[Items from a dataset]
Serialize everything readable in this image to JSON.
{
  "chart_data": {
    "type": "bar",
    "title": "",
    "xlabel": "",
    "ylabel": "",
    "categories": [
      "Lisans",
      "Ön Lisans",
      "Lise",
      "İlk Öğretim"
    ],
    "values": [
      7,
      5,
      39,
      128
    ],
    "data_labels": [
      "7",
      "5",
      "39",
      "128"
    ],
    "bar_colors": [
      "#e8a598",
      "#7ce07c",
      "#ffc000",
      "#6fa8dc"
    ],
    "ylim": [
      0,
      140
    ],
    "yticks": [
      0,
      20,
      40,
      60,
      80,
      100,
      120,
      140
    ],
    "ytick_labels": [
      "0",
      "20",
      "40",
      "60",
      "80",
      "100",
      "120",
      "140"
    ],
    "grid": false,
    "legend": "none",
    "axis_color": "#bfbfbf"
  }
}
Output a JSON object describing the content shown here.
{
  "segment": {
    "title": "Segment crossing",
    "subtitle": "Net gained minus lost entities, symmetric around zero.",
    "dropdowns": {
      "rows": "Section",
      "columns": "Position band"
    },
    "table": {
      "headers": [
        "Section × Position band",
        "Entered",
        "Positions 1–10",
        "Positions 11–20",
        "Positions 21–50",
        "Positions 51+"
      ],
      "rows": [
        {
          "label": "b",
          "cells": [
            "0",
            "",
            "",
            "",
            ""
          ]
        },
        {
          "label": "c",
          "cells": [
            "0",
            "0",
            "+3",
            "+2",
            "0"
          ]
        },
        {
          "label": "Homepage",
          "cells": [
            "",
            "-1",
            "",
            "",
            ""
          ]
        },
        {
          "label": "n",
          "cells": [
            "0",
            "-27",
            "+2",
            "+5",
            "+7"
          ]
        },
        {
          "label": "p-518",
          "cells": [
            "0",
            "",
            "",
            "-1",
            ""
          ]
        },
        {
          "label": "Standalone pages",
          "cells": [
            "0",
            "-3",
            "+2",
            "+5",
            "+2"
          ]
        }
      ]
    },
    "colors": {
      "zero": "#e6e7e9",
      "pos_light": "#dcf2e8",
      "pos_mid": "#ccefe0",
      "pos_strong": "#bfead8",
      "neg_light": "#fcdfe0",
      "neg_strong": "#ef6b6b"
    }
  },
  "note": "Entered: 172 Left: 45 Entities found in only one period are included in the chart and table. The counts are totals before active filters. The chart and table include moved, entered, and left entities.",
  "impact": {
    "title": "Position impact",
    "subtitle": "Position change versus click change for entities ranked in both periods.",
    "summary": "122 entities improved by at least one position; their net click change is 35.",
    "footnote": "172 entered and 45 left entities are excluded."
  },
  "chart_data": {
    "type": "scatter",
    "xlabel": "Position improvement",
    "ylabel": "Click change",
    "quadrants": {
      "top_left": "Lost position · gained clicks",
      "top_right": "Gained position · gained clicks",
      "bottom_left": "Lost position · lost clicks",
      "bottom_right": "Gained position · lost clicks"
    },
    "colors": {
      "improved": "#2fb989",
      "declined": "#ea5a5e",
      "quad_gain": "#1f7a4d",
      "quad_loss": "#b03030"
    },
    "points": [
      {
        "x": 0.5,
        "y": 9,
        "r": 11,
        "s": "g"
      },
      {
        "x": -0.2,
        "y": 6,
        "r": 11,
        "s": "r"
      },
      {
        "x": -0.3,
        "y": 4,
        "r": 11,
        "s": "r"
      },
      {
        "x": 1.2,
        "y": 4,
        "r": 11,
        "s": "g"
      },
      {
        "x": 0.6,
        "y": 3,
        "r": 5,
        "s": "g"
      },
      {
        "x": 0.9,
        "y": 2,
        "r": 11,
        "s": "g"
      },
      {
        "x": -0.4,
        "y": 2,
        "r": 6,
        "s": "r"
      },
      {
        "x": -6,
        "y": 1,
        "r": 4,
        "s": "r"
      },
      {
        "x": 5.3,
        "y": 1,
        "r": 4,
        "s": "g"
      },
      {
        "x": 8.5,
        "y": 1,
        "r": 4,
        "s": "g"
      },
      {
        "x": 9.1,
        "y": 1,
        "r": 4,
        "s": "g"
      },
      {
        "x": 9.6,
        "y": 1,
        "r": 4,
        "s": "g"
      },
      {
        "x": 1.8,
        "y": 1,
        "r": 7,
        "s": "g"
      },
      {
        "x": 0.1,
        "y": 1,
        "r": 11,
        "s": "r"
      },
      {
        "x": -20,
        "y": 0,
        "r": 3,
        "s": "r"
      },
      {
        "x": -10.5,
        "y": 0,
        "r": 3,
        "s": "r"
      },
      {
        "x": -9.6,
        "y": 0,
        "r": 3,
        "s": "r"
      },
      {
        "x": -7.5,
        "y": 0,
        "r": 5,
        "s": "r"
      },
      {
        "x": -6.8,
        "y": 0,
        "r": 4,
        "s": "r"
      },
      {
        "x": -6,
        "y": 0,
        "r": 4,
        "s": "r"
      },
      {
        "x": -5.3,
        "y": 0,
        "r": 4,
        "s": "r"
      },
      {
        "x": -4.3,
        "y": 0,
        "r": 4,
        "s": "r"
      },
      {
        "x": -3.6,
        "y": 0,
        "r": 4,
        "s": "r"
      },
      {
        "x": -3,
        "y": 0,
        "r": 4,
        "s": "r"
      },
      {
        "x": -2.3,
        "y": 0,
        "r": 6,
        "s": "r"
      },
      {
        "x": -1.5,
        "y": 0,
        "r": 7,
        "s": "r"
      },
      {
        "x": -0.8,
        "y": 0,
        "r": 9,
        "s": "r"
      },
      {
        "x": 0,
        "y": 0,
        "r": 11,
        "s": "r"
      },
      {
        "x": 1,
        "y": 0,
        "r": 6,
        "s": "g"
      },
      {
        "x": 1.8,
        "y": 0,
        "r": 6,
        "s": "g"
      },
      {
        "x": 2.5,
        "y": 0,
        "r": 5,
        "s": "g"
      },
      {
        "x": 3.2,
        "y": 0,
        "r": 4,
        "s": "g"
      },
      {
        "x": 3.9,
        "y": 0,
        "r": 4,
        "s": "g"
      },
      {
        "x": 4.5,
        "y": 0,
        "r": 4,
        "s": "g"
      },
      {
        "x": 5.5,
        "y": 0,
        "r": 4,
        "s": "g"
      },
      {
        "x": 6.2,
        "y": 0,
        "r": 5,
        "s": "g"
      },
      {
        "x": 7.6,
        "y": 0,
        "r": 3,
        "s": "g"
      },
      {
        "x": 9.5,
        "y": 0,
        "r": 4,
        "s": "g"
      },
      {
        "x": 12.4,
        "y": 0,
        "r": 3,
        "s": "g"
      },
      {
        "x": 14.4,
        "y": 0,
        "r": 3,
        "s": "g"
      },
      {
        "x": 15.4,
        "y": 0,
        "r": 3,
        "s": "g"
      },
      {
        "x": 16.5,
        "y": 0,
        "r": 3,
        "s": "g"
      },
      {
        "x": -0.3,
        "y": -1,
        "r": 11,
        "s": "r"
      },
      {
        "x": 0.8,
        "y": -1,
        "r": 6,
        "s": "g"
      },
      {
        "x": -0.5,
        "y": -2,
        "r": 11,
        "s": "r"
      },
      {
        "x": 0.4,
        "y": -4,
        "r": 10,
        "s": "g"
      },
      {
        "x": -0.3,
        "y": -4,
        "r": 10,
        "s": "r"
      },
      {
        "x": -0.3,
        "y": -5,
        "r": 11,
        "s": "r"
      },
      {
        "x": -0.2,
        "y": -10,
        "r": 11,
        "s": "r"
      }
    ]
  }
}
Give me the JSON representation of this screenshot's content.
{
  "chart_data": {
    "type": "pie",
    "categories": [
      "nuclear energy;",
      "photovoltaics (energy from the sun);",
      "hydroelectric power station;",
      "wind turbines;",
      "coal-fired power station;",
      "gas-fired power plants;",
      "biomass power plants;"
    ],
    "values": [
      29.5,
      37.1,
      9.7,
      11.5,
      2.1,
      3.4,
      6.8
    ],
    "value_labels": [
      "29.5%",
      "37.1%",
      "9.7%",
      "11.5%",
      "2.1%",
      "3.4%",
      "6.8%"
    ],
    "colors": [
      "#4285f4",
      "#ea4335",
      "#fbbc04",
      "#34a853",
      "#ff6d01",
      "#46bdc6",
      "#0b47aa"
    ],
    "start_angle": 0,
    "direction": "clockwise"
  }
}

> Set exercise
Go through the records. Copy each line where "xlabel" appears.

> Answer for this exercise
    "xlabel": "",
    "xlabel": "Position improvement",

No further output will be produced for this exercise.